> [THE EXERCISE] Among the lines of this listing, determine how many contain the string "note". Answer with the number only.

----- SUPPLIED ENTRIES -----

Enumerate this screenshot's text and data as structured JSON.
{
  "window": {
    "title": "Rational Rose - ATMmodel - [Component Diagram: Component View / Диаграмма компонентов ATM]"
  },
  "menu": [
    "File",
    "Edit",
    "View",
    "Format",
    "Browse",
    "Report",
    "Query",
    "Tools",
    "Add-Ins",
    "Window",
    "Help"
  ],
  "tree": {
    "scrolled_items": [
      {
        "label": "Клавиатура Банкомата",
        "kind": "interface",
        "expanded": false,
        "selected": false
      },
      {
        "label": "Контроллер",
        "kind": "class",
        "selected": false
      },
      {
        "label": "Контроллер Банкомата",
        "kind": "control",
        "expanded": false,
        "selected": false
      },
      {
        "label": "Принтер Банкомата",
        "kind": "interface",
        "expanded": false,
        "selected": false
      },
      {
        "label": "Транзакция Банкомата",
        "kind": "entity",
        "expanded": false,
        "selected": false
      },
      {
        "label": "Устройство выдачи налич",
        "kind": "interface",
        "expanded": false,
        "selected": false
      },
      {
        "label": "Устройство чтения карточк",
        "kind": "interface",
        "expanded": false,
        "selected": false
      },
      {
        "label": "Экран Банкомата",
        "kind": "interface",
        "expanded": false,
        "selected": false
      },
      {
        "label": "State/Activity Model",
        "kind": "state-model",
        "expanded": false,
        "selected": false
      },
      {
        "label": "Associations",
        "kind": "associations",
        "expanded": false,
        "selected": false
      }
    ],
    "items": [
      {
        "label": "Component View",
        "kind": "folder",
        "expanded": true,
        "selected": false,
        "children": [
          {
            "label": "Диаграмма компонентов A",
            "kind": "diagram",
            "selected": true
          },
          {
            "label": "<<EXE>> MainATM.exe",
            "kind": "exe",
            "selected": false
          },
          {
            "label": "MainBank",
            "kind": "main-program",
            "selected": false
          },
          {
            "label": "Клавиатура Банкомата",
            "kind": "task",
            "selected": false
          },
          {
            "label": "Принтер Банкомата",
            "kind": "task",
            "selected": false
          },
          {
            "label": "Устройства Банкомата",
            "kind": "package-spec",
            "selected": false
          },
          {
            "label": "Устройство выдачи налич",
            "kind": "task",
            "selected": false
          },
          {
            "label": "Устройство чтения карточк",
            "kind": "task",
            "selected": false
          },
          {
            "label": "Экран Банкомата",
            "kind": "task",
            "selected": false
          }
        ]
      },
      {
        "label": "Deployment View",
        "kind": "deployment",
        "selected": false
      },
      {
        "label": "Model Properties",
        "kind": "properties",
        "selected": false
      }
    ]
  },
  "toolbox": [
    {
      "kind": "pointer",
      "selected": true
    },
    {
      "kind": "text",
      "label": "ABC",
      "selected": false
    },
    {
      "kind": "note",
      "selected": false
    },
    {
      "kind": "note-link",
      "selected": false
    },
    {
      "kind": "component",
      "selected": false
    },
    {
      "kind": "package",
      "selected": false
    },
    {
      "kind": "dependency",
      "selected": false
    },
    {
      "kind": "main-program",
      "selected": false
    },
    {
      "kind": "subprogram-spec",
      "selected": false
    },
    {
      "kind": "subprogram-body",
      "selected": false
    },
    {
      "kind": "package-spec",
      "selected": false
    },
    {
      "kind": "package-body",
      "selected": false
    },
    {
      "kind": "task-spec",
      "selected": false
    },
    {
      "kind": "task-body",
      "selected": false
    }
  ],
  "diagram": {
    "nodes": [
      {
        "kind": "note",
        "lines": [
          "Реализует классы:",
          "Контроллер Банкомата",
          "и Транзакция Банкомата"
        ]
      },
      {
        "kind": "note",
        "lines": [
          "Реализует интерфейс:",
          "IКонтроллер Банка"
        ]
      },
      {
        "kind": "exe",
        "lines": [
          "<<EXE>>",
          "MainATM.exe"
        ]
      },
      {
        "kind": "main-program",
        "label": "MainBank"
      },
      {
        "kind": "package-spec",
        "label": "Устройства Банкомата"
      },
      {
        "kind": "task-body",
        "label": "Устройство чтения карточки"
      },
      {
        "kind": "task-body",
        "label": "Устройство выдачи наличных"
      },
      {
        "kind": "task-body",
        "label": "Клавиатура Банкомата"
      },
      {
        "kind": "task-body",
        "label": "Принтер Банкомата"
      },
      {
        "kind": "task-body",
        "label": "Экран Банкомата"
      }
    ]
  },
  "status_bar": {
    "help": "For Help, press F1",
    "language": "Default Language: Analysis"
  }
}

-----

> [SOLVED EXERCISE] 4